Lines containing the word "color" should be extracted in full.

(Recorded data)
+ + +
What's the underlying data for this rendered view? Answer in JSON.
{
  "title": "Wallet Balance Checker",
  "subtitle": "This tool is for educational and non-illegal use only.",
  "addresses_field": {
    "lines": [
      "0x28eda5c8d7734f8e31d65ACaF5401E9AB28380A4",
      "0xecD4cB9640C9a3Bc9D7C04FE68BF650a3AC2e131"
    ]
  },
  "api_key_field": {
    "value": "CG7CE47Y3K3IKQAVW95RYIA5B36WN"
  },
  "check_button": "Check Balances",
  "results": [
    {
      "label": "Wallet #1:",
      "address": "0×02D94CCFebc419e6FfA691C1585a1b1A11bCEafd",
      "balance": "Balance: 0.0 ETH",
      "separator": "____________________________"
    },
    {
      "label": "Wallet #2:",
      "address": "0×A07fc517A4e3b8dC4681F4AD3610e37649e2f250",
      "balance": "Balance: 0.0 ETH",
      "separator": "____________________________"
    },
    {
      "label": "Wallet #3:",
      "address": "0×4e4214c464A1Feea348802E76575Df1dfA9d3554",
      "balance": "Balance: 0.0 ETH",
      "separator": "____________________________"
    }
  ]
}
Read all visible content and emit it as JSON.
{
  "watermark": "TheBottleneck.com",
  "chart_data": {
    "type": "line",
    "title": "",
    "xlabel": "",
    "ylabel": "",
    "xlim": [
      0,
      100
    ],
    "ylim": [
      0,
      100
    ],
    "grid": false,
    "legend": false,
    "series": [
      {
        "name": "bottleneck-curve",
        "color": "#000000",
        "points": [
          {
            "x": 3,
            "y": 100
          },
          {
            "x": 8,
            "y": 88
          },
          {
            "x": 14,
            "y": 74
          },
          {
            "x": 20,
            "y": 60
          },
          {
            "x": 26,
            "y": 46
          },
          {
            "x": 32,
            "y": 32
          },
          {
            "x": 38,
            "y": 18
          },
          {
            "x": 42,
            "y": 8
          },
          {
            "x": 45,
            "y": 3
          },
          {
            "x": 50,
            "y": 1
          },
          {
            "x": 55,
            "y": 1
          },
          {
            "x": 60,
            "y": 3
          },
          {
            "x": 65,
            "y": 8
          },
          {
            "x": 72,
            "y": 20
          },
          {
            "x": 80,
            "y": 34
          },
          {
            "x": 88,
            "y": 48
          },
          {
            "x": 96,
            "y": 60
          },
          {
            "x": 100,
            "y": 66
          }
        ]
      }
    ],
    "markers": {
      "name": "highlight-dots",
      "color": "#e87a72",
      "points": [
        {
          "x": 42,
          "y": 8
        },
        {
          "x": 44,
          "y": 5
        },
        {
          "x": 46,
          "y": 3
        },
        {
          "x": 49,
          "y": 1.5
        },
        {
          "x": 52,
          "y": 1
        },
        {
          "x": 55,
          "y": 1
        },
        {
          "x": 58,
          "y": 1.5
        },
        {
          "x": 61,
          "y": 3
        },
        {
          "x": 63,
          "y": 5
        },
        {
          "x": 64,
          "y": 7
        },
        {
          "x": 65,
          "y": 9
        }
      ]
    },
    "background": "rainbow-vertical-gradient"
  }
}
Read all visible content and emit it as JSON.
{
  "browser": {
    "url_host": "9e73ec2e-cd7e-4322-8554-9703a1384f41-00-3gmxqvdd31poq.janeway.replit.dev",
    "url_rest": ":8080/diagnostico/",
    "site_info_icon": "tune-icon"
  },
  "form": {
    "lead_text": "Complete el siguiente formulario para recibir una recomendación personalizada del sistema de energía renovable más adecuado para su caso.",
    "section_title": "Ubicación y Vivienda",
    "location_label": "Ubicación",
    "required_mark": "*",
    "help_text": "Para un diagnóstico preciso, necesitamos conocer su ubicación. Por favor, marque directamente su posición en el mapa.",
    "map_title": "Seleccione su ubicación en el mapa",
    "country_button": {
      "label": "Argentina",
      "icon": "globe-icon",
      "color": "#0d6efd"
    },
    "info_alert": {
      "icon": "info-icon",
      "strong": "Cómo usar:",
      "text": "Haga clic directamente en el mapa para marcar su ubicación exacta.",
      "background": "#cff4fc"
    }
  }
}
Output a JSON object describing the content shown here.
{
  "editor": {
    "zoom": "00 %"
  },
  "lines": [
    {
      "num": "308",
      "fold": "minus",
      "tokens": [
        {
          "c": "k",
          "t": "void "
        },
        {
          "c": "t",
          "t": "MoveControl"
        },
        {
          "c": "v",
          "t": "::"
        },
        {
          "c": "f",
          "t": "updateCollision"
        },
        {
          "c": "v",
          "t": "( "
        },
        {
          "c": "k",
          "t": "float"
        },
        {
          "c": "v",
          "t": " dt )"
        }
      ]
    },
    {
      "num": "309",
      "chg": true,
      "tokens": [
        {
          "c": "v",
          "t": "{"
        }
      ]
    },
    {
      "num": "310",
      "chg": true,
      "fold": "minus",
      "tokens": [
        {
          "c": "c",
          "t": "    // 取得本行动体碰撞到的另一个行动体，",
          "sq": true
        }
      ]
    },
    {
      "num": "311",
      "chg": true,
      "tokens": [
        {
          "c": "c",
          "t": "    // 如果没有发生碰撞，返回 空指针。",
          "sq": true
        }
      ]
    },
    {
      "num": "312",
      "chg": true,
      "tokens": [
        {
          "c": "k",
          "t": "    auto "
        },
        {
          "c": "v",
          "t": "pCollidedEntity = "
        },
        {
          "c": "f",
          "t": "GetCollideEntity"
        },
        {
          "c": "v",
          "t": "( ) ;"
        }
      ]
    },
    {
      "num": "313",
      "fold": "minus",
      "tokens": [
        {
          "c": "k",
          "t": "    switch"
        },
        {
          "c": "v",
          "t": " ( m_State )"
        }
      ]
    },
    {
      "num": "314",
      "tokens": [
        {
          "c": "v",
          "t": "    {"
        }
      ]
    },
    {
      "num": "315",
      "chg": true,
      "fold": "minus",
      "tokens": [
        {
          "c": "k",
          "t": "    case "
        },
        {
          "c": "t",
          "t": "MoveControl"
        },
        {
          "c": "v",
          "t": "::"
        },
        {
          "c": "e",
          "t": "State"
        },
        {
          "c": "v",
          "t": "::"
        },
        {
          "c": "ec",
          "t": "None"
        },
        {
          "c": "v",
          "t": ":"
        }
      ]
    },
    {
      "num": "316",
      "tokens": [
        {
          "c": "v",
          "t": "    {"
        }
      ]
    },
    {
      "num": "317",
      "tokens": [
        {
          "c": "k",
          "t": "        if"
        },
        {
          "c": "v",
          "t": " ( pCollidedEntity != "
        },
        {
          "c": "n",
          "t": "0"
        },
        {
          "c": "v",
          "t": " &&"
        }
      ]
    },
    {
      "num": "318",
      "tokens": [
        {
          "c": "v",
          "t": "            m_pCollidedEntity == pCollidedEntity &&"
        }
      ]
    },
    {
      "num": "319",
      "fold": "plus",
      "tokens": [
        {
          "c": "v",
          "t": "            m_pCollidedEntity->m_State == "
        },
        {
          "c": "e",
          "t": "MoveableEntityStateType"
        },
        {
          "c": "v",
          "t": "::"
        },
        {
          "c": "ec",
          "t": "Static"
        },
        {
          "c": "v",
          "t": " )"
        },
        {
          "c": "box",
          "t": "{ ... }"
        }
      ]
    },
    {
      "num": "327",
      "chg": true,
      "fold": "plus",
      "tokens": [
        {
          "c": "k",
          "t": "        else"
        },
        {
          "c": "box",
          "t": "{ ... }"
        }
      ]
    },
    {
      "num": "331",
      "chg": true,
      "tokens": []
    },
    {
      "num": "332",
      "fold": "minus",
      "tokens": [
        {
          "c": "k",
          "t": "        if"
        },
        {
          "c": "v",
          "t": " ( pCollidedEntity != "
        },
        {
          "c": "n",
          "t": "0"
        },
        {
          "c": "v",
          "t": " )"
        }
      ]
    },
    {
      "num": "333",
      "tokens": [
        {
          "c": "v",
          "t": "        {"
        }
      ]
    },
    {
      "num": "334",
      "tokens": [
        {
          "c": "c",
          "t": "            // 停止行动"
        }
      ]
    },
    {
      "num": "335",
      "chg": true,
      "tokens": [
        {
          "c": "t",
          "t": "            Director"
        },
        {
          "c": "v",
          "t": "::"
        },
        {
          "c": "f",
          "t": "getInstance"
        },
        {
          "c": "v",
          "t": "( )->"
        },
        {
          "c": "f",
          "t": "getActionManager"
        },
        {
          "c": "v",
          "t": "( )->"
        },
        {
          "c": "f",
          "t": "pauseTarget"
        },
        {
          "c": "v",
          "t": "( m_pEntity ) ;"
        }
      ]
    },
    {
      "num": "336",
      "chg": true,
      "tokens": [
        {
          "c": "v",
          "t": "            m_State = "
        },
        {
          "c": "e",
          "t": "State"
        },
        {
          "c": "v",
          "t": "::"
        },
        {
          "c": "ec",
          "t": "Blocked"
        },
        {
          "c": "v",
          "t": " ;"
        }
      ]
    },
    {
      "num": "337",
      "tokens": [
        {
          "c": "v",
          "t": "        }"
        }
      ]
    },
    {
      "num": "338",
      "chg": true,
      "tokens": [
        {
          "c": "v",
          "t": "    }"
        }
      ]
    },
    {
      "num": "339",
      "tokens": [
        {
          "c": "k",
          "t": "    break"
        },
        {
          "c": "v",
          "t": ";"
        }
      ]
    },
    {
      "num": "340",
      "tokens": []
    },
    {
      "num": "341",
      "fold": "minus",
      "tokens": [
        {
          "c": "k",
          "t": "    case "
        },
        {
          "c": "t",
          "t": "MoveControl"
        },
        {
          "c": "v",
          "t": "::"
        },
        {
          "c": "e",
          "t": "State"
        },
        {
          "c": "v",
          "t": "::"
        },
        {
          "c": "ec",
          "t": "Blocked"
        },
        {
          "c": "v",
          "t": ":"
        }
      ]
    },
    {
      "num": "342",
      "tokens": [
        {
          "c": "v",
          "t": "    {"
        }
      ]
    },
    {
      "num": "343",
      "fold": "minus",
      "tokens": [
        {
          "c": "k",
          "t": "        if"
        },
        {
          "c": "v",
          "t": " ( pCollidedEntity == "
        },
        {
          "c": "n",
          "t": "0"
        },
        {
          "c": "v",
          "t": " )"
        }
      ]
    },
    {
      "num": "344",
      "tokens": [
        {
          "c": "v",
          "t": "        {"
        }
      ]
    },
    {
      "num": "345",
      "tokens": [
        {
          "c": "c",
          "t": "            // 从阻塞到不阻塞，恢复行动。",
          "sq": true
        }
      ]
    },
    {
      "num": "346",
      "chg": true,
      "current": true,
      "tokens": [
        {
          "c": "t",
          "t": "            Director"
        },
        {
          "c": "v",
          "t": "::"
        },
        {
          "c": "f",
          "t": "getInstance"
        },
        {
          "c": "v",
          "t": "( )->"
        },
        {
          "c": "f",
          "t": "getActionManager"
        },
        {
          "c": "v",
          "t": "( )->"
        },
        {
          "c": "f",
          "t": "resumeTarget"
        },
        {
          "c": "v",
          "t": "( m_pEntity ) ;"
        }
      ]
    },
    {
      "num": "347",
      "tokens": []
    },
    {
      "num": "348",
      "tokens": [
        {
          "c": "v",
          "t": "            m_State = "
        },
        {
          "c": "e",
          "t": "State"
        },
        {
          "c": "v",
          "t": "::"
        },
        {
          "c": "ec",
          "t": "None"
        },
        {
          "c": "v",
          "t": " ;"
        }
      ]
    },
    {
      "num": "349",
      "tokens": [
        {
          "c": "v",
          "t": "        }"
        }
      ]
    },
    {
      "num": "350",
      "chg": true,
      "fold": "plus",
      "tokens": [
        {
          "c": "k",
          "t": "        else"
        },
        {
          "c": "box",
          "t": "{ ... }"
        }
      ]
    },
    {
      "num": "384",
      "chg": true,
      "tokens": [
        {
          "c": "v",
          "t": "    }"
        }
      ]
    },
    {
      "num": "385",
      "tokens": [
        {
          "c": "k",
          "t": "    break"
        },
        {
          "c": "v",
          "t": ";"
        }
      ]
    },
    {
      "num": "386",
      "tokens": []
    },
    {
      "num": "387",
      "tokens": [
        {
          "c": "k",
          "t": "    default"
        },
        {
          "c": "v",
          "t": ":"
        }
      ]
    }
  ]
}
+ + +
**Exercise result:**
        "color": "#000000",
      "color": "#e87a72",
      "color": "#0d6efd"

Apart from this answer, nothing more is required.